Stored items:
--

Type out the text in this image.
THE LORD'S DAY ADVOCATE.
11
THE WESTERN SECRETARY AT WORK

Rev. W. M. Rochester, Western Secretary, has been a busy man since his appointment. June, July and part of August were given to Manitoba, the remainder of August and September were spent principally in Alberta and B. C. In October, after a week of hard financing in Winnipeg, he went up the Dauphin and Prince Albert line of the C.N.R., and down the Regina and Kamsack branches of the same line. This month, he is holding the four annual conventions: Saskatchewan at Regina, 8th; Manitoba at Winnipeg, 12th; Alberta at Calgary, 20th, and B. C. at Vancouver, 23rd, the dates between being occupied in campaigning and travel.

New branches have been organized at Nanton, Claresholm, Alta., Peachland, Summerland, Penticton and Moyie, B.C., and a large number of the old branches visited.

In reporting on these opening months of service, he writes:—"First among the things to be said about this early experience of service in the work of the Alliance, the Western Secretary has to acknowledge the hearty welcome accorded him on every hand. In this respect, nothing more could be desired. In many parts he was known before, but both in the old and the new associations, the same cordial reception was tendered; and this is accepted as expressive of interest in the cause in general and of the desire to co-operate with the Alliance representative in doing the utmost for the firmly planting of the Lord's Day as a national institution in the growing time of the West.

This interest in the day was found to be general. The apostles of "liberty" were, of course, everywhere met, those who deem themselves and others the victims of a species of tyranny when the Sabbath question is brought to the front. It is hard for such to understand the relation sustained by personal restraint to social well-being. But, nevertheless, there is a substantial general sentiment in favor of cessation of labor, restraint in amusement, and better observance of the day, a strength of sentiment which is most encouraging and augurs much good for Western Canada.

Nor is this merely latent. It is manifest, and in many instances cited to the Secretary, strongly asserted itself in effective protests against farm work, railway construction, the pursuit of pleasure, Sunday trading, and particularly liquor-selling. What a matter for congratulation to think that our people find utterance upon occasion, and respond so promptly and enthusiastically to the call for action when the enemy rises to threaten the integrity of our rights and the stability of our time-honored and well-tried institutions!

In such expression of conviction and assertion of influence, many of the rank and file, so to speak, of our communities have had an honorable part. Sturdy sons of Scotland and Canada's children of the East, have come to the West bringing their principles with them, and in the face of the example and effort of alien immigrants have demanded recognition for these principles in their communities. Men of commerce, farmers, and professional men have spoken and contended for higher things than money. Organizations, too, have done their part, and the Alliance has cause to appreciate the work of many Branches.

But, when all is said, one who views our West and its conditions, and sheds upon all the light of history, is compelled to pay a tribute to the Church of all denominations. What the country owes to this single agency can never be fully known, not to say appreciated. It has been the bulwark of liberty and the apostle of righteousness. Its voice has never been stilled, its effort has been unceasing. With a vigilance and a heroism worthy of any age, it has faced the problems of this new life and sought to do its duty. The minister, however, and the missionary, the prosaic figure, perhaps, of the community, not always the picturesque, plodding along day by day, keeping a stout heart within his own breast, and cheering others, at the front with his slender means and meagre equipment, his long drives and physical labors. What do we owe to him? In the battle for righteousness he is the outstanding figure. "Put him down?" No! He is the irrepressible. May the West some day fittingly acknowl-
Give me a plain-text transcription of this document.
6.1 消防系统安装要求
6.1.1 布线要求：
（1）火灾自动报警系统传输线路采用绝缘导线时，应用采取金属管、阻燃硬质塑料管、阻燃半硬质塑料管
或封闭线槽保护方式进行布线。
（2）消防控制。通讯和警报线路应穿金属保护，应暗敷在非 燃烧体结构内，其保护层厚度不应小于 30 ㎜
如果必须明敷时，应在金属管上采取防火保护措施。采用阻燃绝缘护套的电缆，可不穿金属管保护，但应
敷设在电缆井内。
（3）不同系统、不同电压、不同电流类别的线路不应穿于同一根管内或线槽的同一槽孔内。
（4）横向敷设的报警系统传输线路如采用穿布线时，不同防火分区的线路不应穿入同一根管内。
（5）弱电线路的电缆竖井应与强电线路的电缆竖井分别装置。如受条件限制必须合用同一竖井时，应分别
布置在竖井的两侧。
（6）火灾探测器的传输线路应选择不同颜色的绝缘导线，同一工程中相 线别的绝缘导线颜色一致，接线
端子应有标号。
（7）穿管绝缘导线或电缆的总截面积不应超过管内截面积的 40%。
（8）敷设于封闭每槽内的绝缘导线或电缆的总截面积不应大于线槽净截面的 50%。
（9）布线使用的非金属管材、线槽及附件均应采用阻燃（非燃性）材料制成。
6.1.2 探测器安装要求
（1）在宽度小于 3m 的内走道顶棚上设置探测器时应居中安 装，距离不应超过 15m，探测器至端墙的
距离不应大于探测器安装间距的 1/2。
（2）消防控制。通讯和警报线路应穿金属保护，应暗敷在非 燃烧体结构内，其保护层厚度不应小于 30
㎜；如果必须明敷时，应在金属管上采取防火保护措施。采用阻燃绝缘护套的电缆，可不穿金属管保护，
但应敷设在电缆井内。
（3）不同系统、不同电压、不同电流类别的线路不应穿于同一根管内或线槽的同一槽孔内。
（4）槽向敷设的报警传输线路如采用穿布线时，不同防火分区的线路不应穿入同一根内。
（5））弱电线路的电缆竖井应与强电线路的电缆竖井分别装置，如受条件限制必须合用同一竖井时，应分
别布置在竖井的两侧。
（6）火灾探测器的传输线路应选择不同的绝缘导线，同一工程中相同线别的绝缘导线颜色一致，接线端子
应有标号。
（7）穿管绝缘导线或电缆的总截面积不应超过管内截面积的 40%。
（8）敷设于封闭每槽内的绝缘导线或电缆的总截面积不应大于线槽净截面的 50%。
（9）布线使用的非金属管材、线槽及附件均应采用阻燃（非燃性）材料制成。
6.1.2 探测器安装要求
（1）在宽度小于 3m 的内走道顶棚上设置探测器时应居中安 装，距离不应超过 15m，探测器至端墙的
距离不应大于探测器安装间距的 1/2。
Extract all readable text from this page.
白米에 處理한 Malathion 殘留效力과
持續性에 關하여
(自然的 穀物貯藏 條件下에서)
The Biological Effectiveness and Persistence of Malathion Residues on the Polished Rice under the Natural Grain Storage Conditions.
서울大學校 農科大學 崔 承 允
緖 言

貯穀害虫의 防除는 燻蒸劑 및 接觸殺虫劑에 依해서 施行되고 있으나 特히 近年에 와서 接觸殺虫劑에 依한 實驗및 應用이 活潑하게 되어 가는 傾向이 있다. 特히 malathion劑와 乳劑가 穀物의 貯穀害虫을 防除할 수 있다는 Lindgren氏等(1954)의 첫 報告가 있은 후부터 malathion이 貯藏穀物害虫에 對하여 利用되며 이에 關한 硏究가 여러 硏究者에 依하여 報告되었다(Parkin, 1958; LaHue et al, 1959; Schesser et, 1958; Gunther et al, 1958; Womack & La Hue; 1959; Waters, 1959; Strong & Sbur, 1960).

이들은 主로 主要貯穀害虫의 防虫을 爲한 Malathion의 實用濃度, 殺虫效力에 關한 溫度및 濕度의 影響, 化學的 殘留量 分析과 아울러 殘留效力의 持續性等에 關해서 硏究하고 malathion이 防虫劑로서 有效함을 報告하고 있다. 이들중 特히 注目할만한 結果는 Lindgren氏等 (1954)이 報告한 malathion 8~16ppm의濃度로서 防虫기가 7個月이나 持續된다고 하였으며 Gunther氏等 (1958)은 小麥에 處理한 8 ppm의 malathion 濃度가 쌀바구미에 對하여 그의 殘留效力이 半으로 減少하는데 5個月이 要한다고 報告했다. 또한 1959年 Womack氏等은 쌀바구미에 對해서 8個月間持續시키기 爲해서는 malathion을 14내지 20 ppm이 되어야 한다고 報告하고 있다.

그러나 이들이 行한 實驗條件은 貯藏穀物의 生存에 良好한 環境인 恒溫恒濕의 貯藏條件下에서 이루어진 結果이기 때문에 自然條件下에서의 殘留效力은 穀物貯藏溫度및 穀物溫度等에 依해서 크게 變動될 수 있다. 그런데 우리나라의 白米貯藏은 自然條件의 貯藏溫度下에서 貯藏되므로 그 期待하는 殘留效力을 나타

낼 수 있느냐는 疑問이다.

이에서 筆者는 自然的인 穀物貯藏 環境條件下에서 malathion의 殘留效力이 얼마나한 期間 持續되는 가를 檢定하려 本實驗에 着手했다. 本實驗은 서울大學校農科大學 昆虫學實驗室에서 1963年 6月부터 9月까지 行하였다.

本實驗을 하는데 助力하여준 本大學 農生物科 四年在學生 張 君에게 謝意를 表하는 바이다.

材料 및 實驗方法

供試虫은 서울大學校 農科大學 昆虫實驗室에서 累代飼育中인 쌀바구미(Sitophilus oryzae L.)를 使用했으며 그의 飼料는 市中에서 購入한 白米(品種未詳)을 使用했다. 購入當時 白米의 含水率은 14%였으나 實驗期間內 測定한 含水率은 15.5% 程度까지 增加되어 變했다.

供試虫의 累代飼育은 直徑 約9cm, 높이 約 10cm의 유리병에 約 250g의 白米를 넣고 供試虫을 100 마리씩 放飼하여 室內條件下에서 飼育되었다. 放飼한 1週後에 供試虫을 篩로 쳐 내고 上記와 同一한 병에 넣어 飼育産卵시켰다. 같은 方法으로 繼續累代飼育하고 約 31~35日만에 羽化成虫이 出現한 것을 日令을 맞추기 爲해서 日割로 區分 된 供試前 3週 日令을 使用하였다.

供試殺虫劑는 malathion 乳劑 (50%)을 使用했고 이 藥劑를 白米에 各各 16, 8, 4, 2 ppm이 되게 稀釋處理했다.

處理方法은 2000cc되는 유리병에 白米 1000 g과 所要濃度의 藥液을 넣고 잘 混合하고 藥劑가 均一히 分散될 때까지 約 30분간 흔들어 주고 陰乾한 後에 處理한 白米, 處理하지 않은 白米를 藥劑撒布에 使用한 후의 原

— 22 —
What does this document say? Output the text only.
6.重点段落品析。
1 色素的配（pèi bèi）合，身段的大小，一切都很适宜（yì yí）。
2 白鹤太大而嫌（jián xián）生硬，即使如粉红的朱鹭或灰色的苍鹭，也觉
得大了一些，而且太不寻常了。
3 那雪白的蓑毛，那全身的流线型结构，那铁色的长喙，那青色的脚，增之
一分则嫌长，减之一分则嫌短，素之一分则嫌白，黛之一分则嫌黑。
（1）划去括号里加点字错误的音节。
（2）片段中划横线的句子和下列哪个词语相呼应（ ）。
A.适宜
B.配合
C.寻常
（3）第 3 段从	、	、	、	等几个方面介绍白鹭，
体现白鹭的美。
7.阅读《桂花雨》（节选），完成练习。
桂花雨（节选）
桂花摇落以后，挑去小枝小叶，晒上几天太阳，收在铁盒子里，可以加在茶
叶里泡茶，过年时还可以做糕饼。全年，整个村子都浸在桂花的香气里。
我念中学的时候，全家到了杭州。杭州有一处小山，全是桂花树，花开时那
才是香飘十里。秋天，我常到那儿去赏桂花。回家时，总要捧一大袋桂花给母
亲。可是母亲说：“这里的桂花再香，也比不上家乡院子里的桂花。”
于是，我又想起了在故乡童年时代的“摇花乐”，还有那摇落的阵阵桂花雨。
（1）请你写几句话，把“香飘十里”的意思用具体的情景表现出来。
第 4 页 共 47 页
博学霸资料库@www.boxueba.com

--

## DIRECTIVE
In the data above, count the lines where the word "采用阻燃绝缘护套的电缆" appears; reply with the number only.

## EXPECTED ANSWER
2